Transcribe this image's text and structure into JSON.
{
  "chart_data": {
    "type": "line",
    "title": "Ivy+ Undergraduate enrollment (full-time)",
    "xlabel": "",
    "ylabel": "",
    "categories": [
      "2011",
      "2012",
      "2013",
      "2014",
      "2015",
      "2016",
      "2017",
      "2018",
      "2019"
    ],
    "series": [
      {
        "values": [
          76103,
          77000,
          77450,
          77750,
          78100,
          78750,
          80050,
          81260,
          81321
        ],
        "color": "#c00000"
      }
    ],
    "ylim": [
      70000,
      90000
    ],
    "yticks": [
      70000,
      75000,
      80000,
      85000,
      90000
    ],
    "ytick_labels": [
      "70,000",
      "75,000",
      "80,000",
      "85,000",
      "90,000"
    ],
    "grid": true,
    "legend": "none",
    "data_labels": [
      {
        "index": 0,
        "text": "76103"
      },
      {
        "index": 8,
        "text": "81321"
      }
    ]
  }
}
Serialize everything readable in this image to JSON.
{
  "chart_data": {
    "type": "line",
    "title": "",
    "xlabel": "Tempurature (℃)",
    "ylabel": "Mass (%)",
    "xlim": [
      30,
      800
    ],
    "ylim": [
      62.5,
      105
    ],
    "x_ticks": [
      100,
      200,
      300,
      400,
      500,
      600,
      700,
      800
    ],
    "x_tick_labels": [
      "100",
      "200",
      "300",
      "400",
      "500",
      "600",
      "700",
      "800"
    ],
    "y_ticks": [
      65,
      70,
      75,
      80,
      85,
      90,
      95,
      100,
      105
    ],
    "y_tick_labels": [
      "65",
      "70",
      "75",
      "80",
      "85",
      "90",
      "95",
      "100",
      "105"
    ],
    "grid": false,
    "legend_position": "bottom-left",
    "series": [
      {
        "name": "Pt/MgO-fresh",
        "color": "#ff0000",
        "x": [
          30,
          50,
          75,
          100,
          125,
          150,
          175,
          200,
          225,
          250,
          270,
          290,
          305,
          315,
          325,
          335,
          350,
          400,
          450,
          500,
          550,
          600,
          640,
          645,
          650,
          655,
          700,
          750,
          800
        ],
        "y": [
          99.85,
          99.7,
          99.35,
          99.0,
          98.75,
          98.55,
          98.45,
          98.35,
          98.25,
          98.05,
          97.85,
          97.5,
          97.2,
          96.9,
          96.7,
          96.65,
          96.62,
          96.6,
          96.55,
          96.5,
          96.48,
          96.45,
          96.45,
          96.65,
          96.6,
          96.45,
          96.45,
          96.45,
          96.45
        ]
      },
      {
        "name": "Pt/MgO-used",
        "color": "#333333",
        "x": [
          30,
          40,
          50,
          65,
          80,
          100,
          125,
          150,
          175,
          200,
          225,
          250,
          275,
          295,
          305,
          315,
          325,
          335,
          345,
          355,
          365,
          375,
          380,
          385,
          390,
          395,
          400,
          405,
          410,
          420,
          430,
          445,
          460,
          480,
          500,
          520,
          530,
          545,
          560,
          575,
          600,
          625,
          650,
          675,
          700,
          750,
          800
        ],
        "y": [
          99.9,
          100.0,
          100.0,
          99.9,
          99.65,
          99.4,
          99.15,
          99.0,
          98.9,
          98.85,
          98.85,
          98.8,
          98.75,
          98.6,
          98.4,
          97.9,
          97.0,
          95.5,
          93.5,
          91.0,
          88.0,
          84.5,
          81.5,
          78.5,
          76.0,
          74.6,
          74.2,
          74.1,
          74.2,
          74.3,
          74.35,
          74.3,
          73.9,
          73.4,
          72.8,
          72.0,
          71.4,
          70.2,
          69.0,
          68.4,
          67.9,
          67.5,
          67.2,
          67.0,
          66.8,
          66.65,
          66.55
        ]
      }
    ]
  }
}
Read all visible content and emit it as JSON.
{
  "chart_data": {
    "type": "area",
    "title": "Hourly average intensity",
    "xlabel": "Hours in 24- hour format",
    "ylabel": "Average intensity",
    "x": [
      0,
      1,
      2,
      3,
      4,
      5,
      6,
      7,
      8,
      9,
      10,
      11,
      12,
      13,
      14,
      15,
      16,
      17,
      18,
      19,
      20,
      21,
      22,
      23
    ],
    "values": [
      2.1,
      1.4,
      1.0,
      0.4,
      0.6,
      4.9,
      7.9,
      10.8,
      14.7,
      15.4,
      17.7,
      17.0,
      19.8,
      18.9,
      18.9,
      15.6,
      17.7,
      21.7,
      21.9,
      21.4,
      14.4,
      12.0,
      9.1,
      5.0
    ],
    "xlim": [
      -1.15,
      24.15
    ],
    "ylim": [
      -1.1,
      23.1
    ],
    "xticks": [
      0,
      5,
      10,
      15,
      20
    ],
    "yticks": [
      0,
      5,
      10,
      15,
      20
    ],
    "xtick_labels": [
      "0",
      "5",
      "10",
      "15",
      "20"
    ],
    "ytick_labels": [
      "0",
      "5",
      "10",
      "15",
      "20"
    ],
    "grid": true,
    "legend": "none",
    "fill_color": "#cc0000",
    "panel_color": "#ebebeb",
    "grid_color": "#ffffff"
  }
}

☆ ☆ ☆

Go through the records. Copy each line where "xlabel" appears.

*Output for this exercise*.
    "xlabel": "",
    "xlabel": "Tempurature (℃)",
    "xlabel": "Hours in 24- hour format",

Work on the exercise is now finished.